*WHAT IS EXPECTED:* Extract the entries in their exact form.

──────────────────────────────

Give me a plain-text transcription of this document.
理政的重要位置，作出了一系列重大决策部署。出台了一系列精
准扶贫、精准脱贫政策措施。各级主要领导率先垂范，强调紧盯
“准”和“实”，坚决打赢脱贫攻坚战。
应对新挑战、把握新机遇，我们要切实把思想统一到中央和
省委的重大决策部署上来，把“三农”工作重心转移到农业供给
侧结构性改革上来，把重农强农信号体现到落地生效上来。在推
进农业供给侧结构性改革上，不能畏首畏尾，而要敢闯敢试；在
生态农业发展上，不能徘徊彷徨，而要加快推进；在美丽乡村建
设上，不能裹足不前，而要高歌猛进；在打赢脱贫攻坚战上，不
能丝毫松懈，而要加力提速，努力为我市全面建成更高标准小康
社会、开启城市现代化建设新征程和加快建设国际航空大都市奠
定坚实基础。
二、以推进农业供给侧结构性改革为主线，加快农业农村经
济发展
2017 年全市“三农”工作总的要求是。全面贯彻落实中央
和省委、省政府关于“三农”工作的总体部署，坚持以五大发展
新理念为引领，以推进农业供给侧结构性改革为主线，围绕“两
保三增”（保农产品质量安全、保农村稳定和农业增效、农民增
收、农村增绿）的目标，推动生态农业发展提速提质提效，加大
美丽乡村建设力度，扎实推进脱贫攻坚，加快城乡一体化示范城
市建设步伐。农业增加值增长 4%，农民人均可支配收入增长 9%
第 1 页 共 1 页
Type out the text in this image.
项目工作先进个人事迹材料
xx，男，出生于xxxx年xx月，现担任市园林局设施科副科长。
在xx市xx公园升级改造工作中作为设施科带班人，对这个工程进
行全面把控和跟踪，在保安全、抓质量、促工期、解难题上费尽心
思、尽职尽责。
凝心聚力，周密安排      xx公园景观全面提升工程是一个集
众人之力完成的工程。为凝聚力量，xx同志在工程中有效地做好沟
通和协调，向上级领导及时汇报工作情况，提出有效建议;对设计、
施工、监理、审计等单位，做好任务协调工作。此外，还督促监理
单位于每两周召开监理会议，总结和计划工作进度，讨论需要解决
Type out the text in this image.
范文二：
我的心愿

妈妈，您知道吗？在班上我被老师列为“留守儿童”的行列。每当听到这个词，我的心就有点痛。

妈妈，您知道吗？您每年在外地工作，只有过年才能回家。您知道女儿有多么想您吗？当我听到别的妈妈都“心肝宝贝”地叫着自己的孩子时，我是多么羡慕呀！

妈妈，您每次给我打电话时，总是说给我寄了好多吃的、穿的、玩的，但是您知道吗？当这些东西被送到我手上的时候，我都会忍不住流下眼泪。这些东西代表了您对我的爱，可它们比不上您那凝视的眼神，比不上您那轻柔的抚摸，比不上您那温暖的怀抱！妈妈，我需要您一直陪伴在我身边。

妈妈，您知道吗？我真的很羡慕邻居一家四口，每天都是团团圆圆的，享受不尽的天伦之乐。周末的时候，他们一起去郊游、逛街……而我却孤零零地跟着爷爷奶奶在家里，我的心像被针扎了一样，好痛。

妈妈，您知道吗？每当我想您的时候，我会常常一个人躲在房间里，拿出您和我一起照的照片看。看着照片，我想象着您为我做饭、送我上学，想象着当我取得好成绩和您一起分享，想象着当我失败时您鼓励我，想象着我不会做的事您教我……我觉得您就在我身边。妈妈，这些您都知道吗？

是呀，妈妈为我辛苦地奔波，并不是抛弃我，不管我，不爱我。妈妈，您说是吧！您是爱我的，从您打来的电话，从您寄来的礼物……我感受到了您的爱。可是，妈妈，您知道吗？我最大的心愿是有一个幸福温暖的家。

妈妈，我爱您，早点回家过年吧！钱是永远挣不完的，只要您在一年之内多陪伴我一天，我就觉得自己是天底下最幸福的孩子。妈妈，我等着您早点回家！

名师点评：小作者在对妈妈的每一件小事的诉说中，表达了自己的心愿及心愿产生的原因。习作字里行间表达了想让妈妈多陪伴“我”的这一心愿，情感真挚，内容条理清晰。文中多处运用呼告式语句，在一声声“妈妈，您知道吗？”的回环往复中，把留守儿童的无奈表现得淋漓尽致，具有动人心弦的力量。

──────────────────────────────

*SOLUTION TO THIS TASK:*
Give me a plain-text transcription of this document.
理政的重要位置，作出了一系列重大决策部署。出台了一系列精
准扶贫、精准脱贫政策措施。各级主要领导率先垂范，强调紧盯
“准”和“实”，坚决打赢脱贫攻坚战。
应对新挑战、把握新机遇，我们要切实把思想统一到中央和
省委的重大决策部署上来，把“三农”工作重心转移到农业供给
侧结构性改革上来，把重农强农信号体现到落地生效上来。在推
进农业供给侧结构性改革上，不能畏首畏尾，而要敢闯敢试；在
生态农业发展上，不能徘徊彷徨，而要加快推进；在美丽乡村建
设上，不能裹足不前，而要高歌猛进；在打赢脱贫攻坚战上，不
能丝毫松懈，而要加力提速，努力为我市全面建成更高标准小康
社会、开启城市现代化建设新征程和加快建设国际航空大都市奠
定坚实基础。
二、以推进农业供给侧结构性改革为主线，加快农业农村经
济发展
2017 年全市“三农”工作总的要求是。全面贯彻落实中央
和省委、省政府关于“三农”工作的总体部署，坚持以五大发展
新理念为引领，以推进农业供给侧结构性改革为主线，围绕“两
保三增”（保农产品质量安全、保农村稳定和农业增效、农民增
收、农村增绿）的目标，推动生态农业发展提速提质提效，加大
美丽乡村建设力度，扎实推进脱贫攻坚，加快城乡一体化示范城
市建设步伐。农业增加值增长 4%，农民人均可支配收入增长 9%
第 1 页 共 1 页
Type out the text in this image.
项目工作先进个人事迹材料
xx，男，出生于xxxx年xx月，现担任市园林局设施科副科长。
在xx市xx公园升级改造工作中作为设施科带班人，对这个工程进
行全面把控和跟踪，在保安全、抓质量、促工期、解难题上费尽心
思、尽职尽责。
凝心聚力，周密安排      xx公园景观全面提升工程是一个集
众人之力完成的工程。为凝聚力量，xx同志在工程中有效地做好沟
通和协调，向上级领导及时汇报工作情况，提出有效建议;对设计、
施工、监理、审计等单位，做好任务协调工作。此外，还督促监理
单位于每两周召开监理会议，总结和计划工作进度，讨论需要解决
Type out the text in this image.
范文二：
我的心愿

妈妈，您知道吗？在班上我被老师列为“留守儿童”的行列。每当听到这个词，我的心就有点痛。

妈妈，您知道吗？您每年在外地工作，只有过年才能回家。您知道女儿有多么想您吗？当我听到别的妈妈都“心肝宝贝”地叫着自己的孩子时，我是多么羡慕呀！

妈妈，您每次给我打电话时，总是说给我寄了好多吃的、穿的、玩的，但是您知道吗？当这些东西被送到我手上的时候，我都会忍不住流下眼泪。这些东西代表了您对我的爱，可它们比不上您那凝视的眼神，比不上您那轻柔的抚摸，比不上您那温暖的怀抱！妈妈，我需要您一直陪伴在我身边。

妈妈，您知道吗？我真的很羡慕邻居一家四口，每天都是团团圆圆的，享受不尽的天伦之乐。周末的时候，他们一起去郊游、逛街……而我却孤零零地跟着爷爷奶奶在家里，我的心像被针扎了一样，好痛。

妈妈，您知道吗？每当我想您的时候，我会常常一个人躲在房间里，拿出您和我一起照的照片看。看着照片，我想象着您为我做饭、送我上学，想象着当我取得好成绩和您一起分享，想象着当我失败时您鼓励我，想象着我不会做的事您教我……我觉得您就在我身边。妈妈，这些您都知道吗？

是呀，妈妈为我辛苦地奔波，并不是抛弃我，不管我，不爱我。妈妈，您说是吧！您是爱我的，从您打来的电话，从您寄来的礼物……我感受到了您的爱。可是，妈妈，您知道吗？我最大的心愿是有一个幸福温暖的家。

妈妈，我爱您，早点回家过年吧！钱是永远挣不完的，只要您在一年之内多陪伴我一天，我就觉得自己是天底下最幸福的孩子。妈妈，我等着您早点回家！

名师点评：小作者在对妈妈的每一件小事的诉说中，表达了自己的心愿及心愿产生的原因。习作字里行间表达了想让妈妈多陪伴“我”的这一心愿，情感真挚，内容条理清晰。文中多处运用呼告式语句，在一声声“妈妈，您知道吗？”的回环往复中，把留守儿童的无奈表现得淋漓尽致，具有动人心弦的力量。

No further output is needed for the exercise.